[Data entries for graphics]
** start **
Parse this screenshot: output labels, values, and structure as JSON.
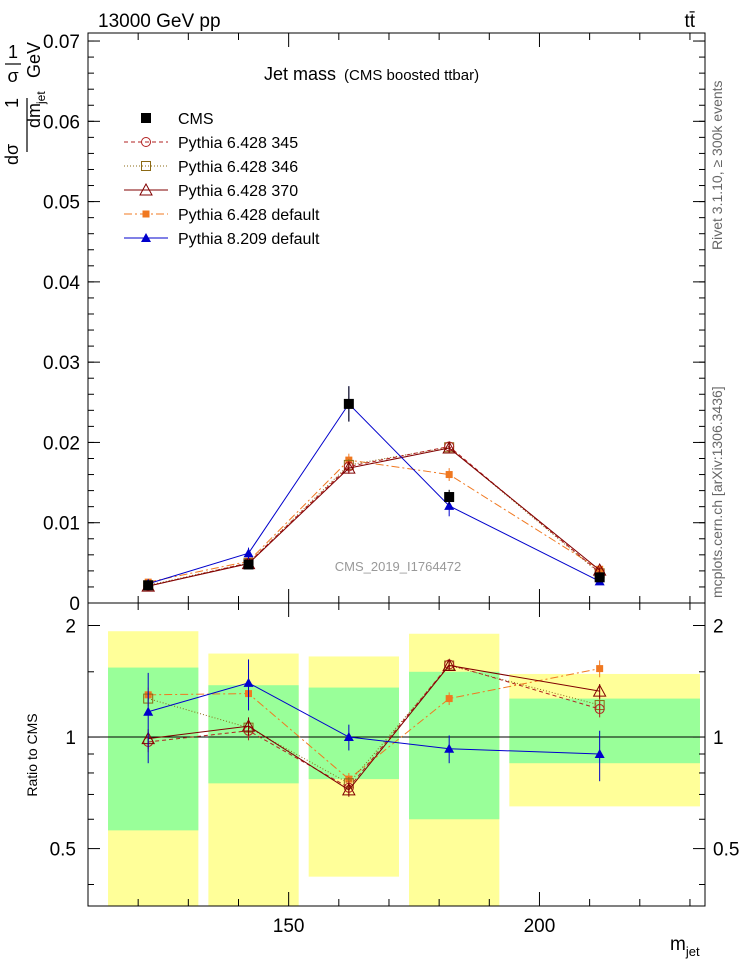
{
  "header": {
    "energy_label": "13000 GeV pp",
    "process_label": "tt̄",
    "side_label_top": "Rivet 3.1.10, ≥ 300k events",
    "side_label_bottom": "mcplots.cern.ch [arXiv:1306.3436]"
  },
  "chart_data": [
    {
      "type": "line",
      "title": "Jet mass",
      "subtitle": "(CMS boosted ttbar)",
      "watermark": "CMS_2019_I1764472",
      "ylabel_parts": [
        "1",
        "σ",
        "dσ",
        "dm",
        "jet",
        "1",
        "GeV"
      ],
      "xlabel_main": "m",
      "xlabel_sub": "jet",
      "xlim": [
        110,
        233
      ],
      "ylim": [
        0,
        0.071
      ],
      "y_ticks": [
        0,
        0.01,
        0.02,
        0.03,
        0.04,
        0.05,
        0.06,
        0.07
      ],
      "y_tick_labels": [
        "0",
        "0.01",
        "0.02",
        "0.03",
        "0.04",
        "0.05",
        "0.06",
        "0.07"
      ],
      "bins": [
        112,
        132,
        152,
        172,
        192,
        232
      ],
      "x": [
        122,
        142,
        162,
        182,
        212
      ],
      "colors": {
        "cms": "#000000",
        "p345": "#b22222",
        "p346": "#8b6914",
        "p370": "#800000",
        "pdef": "#f07820",
        "p8": "#0000cc"
      },
      "series": [
        {
          "name": "CMS",
          "key": "cms",
          "values": [
            0.0022,
            0.0048,
            0.0248,
            0.0132,
            0.0032
          ],
          "errors": [
            0.0003,
            0.0004,
            0.0022,
            0.0009,
            0.0003
          ]
        },
        {
          "name": "Pythia 6.428 345",
          "key": "p345",
          "values": [
            0.0021,
            0.005,
            0.017,
            0.0195,
            0.0038
          ],
          "errors": [
            0.0002,
            0.0004,
            0.0007,
            0.0006,
            0.0003
          ]
        },
        {
          "name": "Pythia 6.428 346",
          "key": "p346",
          "values": [
            0.0022,
            0.005,
            0.0172,
            0.0194,
            0.0037
          ],
          "errors": [
            0.0002,
            0.0004,
            0.0007,
            0.0006,
            0.0003
          ]
        },
        {
          "name": "Pythia 6.428 370",
          "key": "p370",
          "values": [
            0.0021,
            0.0049,
            0.0168,
            0.0193,
            0.0041
          ],
          "errors": [
            0.0002,
            0.0004,
            0.0007,
            0.0006,
            0.0003
          ]
        },
        {
          "name": "Pythia 6.428 default",
          "key": "pdef",
          "values": [
            0.0026,
            0.0052,
            0.0178,
            0.016,
            0.0042
          ],
          "errors": [
            0.0002,
            0.0004,
            0.0008,
            0.0008,
            0.0003
          ]
        },
        {
          "name": "Pythia 8.209 default",
          "key": "p8",
          "values": [
            0.0024,
            0.0062,
            0.0248,
            0.0121,
            0.0027
          ],
          "errors": [
            0.0003,
            0.0007,
            0.0022,
            0.0013,
            0.0004
          ]
        }
      ]
    },
    {
      "type": "line",
      "ylabel": "Ratio to CMS",
      "xlim": [
        110,
        233
      ],
      "ylim": [
        0.35,
        2.3
      ],
      "y_ticks": [
        0.5,
        1,
        2
      ],
      "y_tick_labels": [
        "0.5",
        "1",
        "2"
      ],
      "x_ticks": [
        150,
        200
      ],
      "x_tick_labels": [
        "150",
        "200"
      ],
      "bands": [
        {
          "x0": 112,
          "x1": 132,
          "green": [
            0.56,
            1.54
          ],
          "yellow": [
            0.35,
            1.93
          ]
        },
        {
          "x0": 132,
          "x1": 152,
          "green": [
            0.75,
            1.38
          ],
          "yellow": [
            0.35,
            1.68
          ]
        },
        {
          "x0": 152,
          "x1": 172,
          "green": [
            0.77,
            1.36
          ],
          "yellow": [
            0.42,
            1.65
          ]
        },
        {
          "x0": 172,
          "x1": 192,
          "green": [
            0.6,
            1.5
          ],
          "yellow": [
            0.35,
            1.9
          ]
        },
        {
          "x0": 192,
          "x1": 232,
          "green": [
            0.85,
            1.27
          ],
          "yellow": [
            0.65,
            1.48
          ]
        }
      ],
      "x": [
        122,
        142,
        162,
        182,
        212
      ],
      "series": [
        {
          "name": "Pythia 6.428 345",
          "key": "p345",
          "values": [
            0.97,
            1.04,
            0.73,
            1.57,
            1.19
          ],
          "errors": [
            0.06,
            0.06,
            0.03,
            0.04,
            0.06
          ]
        },
        {
          "name": "Pythia 6.428 346",
          "key": "p346",
          "values": [
            1.27,
            1.06,
            0.75,
            1.56,
            1.22
          ],
          "errors": [
            0.06,
            0.06,
            0.03,
            0.04,
            0.06
          ]
        },
        {
          "name": "Pythia 6.428 370",
          "key": "p370",
          "values": [
            0.99,
            1.07,
            0.72,
            1.56,
            1.33
          ],
          "errors": [
            0.06,
            0.06,
            0.03,
            0.04,
            0.06
          ]
        },
        {
          "name": "Pythia 6.428 default",
          "key": "pdef",
          "values": [
            1.3,
            1.31,
            0.77,
            1.27,
            1.53
          ],
          "errors": [
            0.06,
            0.06,
            0.03,
            0.05,
            0.08
          ]
        },
        {
          "name": "Pythia 8.209 default",
          "key": "p8",
          "values": [
            1.17,
            1.4,
            1.0,
            0.93,
            0.9
          ],
          "errors": [
            0.32,
            0.22,
            0.08,
            0.08,
            0.14
          ]
        }
      ]
    }
  ]
}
** end **
● Problem to work on
Output the records above exactly; leave out the pictures.

● Task output
Parse this screenshot: output labels, values, and structure as JSON.
{
  "header": {
    "energy_label": "13000 GeV pp",
    "process_label": "tt̄",
    "side_label_top": "Rivet 3.1.10, ≥ 300k events",
    "side_label_bottom": "mcplots.cern.ch [arXiv:1306.3436]"
  },
  "chart_data": [
    {
      "type": "line",
      "title": "Jet mass",
      "subtitle": "(CMS boosted ttbar)",
      "watermark": "CMS_2019_I1764472",
      "ylabel_parts": [
        "1",
        "σ",
        "dσ",
        "dm",
        "jet",
        "1",
        "GeV"
      ],
      "xlabel_main": "m",
      "xlabel_sub": "jet",
      "xlim": [
        110,
        233
      ],
      "ylim": [
        0,
        0.071
      ],
      "y_ticks": [
        0,
        0.01,
        0.02,
        0.03,
        0.04,
        0.05,
        0.06,
        0.07
      ],
      "y_tick_labels": [
        "0",
        "0.01",
        "0.02",
        "0.03",
        "0.04",
        "0.05",
        "0.06",
        "0.07"
      ],
      "bins": [
        112,
        132,
        152,
        172,
        192,
        232
      ],
      "x": [
        122,
        142,
        162,
        182,
        212
      ],
      "colors": {
        "cms": "#000000",
        "p345": "#b22222",
        "p346": "#8b6914",
        "p370": "#800000",
        "pdef": "#f07820",
        "p8": "#0000cc"
      },
      "series": [
        {
          "name": "CMS",
          "key": "cms",
          "values": [
            0.0022,
            0.0048,
            0.0248,
            0.0132,
            0.0032
          ],
          "errors": [
            0.0003,
            0.0004,
            0.0022,
            0.0009,
            0.0003
          ]
        },
        {
          "name": "Pythia 6.428 345",
          "key": "p345",
          "values": [
            0.0021,
            0.005,
            0.017,
            0.0195,
            0.0038
          ],
          "errors": [
            0.0002,
            0.0004,
            0.0007,
            0.0006,
            0.0003
          ]
        },
        {
          "name": "Pythia 6.428 346",
          "key": "p346",
          "values": [
            0.0022,
            0.005,
            0.0172,
            0.0194,
            0.0037
          ],
          "errors": [
            0.0002,
            0.0004,
            0.0007,
            0.0006,
            0.0003
          ]
        },
        {
          "name": "Pythia 6.428 370",
          "key": "p370",
          "values": [
            0.0021,
            0.0049,
            0.0168,
            0.0193,
            0.0041
          ],
          "errors": [
            0.0002,
            0.0004,
            0.0007,
            0.0006,
            0.0003
          ]
        },
        {
          "name": "Pythia 6.428 default",
          "key": "pdef",
          "values": [
            0.0026,
            0.0052,
            0.0178,
            0.016,
            0.0042
          ],
          "errors": [
            0.0002,
            0.0004,
            0.0008,
            0.0008,
            0.0003
          ]
        },
        {
          "name": "Pythia 8.209 default",
          "key": "p8",
          "values": [
            0.0024,
            0.0062,
            0.0248,
            0.0121,
            0.0027
          ],
          "errors": [
            0.0003,
            0.0007,
            0.0022,
            0.0013,
            0.0004
          ]
        }
      ]
    },
    {
      "type": "line",
      "ylabel": "Ratio to CMS",
      "xlim": [
        110,
        233
      ],
      "ylim": [
        0.35,
        2.3
      ],
      "y_ticks": [
        0.5,
        1,
        2
      ],
      "y_tick_labels": [
        "0.5",
        "1",
        "2"
      ],
      "x_ticks": [
        150,
        200
      ],
      "x_tick_labels": [
        "150",
        "200"
      ],
      "bands": [
        {
          "x0": 112,
          "x1": 132,
          "green": [
            0.56,
            1.54
          ],
          "yellow": [
            0.35,
            1.93
          ]
        },
        {
          "x0": 132,
          "x1": 152,
          "green": [
            0.75,
            1.38
          ],
          "yellow": [
            0.35,
            1.68
          ]
        },
        {
          "x0": 152,
          "x1": 172,
          "green": [
            0.77,
            1.36
          ],
          "yellow": [
            0.42,
            1.65
          ]
        },
        {
          "x0": 172,
          "x1": 192,
          "green": [
            0.6,
            1.5
          ],
          "yellow": [
            0.35,
            1.9
          ]
        },
        {
          "x0": 192,
          "x1": 232,
          "green": [
            0.85,
            1.27
          ],
          "yellow": [
            0.65,
            1.48
          ]
        }
      ],
      "x": [
        122,
        142,
        162,
        182,
        212
      ],
      "series": [
        {
          "name": "Pythia 6.428 345",
          "key": "p345",
          "values": [
            0.97,
            1.04,
            0.73,
            1.57,
            1.19
          ],
          "errors": [
            0.06,
            0.06,
            0.03,
            0.04,
            0.06
          ]
        },
        {
          "name": "Pythia 6.428 346",
          "key": "p346",
          "values": [
            1.27,
            1.06,
            0.75,
            1.56,
            1.22
          ],
          "errors": [
            0.06,
            0.06,
            0.03,
            0.04,
            0.06
          ]
        },
        {
          "name": "Pythia 6.428 370",
          "key": "p370",
          "values": [
            0.99,
            1.07,
            0.72,
            1.56,
            1.33
          ],
          "errors": [
            0.06,
            0.06,
            0.03,
            0.04,
            0.06
          ]
        },
        {
          "name": "Pythia 6.428 default",
          "key": "pdef",
          "values": [
            1.3,
            1.31,
            0.77,
            1.27,
            1.53
          ],
          "errors": [
            0.06,
            0.06,
            0.03,
            0.05,
            0.08
          ]
        },
        {
          "name": "Pythia 8.209 default",
          "key": "p8",
          "values": [
            1.17,
            1.4,
            1.0,
            0.93,
            0.9
          ],
          "errors": [
            0.32,
            0.22,
            0.08,
            0.08,
            0.14
          ]
        }
      ]
    }
  ]
}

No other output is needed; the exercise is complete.